Written problem:
From the listing below, copy every line with the word "Mobile".

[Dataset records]
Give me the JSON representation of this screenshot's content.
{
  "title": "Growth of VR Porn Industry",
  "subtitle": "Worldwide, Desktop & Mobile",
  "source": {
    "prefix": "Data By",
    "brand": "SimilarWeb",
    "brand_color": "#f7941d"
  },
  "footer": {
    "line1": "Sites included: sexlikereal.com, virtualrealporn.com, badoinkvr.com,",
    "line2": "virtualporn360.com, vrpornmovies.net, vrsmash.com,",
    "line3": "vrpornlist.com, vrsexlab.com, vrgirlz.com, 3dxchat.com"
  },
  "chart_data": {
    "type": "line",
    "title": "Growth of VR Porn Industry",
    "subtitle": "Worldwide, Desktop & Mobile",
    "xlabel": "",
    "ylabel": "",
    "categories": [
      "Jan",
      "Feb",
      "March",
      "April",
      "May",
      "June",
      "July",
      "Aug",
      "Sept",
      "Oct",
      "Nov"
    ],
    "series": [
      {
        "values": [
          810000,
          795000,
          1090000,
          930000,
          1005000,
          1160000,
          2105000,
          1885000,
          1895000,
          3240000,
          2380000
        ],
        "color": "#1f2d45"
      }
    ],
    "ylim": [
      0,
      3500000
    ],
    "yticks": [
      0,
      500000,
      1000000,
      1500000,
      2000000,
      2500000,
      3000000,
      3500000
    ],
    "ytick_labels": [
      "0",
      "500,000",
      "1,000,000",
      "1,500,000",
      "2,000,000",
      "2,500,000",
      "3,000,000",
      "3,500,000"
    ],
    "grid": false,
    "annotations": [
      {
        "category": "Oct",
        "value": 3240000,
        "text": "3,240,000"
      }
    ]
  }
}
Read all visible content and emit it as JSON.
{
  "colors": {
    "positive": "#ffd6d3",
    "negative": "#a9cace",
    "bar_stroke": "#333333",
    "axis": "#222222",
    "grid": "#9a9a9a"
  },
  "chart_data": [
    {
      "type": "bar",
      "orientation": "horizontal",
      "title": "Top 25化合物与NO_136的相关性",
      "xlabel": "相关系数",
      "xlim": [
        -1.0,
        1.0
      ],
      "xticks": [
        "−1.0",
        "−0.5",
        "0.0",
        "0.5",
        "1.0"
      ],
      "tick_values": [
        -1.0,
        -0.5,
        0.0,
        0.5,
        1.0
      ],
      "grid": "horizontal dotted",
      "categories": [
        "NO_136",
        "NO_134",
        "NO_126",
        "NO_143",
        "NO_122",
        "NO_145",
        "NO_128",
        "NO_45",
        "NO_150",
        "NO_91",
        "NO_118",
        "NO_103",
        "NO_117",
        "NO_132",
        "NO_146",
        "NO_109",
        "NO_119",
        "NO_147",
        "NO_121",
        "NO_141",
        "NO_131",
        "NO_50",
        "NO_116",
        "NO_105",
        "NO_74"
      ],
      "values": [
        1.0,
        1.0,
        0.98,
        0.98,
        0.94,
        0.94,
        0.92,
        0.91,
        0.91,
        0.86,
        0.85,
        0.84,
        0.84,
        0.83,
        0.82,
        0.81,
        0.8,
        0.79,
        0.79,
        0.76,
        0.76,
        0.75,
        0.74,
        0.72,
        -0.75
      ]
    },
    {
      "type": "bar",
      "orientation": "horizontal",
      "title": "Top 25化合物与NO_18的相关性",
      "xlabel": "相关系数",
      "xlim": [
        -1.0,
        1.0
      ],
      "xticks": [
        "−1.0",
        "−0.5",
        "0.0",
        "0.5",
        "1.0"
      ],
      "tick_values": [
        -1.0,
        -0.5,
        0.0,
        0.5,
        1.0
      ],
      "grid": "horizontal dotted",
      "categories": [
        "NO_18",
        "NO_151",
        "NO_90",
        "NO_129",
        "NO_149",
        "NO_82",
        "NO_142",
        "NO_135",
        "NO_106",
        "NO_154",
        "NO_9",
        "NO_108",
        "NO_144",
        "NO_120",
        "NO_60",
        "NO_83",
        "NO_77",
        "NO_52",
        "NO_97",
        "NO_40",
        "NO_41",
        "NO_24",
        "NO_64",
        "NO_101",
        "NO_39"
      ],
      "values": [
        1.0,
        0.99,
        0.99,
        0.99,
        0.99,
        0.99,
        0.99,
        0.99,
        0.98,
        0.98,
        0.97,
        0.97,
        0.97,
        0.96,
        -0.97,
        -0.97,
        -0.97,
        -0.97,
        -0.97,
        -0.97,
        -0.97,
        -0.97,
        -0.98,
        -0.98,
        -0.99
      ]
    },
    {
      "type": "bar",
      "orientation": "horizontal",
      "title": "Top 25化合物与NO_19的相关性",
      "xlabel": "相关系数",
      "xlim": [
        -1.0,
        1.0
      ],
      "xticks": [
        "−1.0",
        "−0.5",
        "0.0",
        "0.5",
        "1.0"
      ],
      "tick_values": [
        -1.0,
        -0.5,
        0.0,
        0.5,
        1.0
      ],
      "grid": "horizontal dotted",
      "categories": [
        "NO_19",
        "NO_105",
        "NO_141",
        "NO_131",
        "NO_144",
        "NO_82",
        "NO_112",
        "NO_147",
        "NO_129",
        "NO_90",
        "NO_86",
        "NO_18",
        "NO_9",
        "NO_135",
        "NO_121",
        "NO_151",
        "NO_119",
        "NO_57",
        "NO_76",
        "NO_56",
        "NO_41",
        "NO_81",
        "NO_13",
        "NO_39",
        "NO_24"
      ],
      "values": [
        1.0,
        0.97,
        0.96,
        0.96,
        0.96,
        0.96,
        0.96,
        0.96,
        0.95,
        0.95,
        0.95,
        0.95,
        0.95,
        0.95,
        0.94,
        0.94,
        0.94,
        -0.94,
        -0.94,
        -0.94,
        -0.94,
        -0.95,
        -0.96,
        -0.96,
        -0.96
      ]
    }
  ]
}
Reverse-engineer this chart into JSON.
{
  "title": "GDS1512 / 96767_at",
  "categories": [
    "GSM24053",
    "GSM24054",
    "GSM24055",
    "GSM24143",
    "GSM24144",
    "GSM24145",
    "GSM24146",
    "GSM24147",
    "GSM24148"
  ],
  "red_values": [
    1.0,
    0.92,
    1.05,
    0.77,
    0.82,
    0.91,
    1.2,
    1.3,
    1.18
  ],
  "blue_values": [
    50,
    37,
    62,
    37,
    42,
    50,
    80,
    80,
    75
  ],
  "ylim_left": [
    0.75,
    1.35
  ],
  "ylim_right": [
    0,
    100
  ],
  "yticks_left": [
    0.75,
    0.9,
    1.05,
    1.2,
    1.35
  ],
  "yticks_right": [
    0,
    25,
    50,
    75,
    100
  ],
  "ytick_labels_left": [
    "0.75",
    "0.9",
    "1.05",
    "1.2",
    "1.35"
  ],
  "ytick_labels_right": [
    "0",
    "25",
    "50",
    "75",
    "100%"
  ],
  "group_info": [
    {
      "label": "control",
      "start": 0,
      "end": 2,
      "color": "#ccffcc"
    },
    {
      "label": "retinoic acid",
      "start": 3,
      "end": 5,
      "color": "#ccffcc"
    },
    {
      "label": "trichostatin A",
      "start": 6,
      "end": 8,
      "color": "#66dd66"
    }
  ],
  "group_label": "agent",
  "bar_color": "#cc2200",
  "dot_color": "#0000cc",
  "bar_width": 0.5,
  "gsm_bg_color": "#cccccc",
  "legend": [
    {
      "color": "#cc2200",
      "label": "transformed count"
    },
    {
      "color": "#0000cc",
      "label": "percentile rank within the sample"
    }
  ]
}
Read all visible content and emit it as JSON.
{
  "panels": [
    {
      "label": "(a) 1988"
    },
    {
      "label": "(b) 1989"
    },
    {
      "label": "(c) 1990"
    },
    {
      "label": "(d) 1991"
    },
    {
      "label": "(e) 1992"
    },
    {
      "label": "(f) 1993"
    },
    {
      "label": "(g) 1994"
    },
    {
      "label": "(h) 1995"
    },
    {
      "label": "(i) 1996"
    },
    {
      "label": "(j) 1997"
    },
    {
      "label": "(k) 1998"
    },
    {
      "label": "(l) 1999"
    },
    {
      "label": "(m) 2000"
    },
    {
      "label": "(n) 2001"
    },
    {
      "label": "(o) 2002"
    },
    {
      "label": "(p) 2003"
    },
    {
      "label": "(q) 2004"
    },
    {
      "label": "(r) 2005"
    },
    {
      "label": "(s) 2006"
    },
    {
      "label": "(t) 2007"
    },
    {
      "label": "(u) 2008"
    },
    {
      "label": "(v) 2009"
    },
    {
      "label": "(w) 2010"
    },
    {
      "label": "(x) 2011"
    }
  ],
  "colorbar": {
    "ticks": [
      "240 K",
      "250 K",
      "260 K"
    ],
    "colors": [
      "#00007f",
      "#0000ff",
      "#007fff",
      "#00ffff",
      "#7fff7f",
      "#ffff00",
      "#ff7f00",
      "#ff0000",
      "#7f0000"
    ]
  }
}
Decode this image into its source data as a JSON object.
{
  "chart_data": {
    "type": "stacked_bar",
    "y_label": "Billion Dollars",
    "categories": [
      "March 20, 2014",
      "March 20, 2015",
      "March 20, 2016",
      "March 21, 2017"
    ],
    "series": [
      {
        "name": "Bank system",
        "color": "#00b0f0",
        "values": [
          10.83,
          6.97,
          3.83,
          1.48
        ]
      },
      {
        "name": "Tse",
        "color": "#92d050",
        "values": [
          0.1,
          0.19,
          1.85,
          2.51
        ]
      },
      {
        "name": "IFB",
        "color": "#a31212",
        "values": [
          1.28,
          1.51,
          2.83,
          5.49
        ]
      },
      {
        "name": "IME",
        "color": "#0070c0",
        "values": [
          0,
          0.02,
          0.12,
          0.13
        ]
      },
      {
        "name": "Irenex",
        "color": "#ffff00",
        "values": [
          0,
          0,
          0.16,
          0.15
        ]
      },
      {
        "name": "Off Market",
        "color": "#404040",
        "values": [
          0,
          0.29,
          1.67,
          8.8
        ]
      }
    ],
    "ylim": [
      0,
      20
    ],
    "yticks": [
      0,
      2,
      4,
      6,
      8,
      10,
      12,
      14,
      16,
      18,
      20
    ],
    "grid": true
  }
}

Finished answer:
  "subtitle": "Worldwide, Desktop & Mobile",
    "subtitle": "Worldwide, Desktop & Mobile",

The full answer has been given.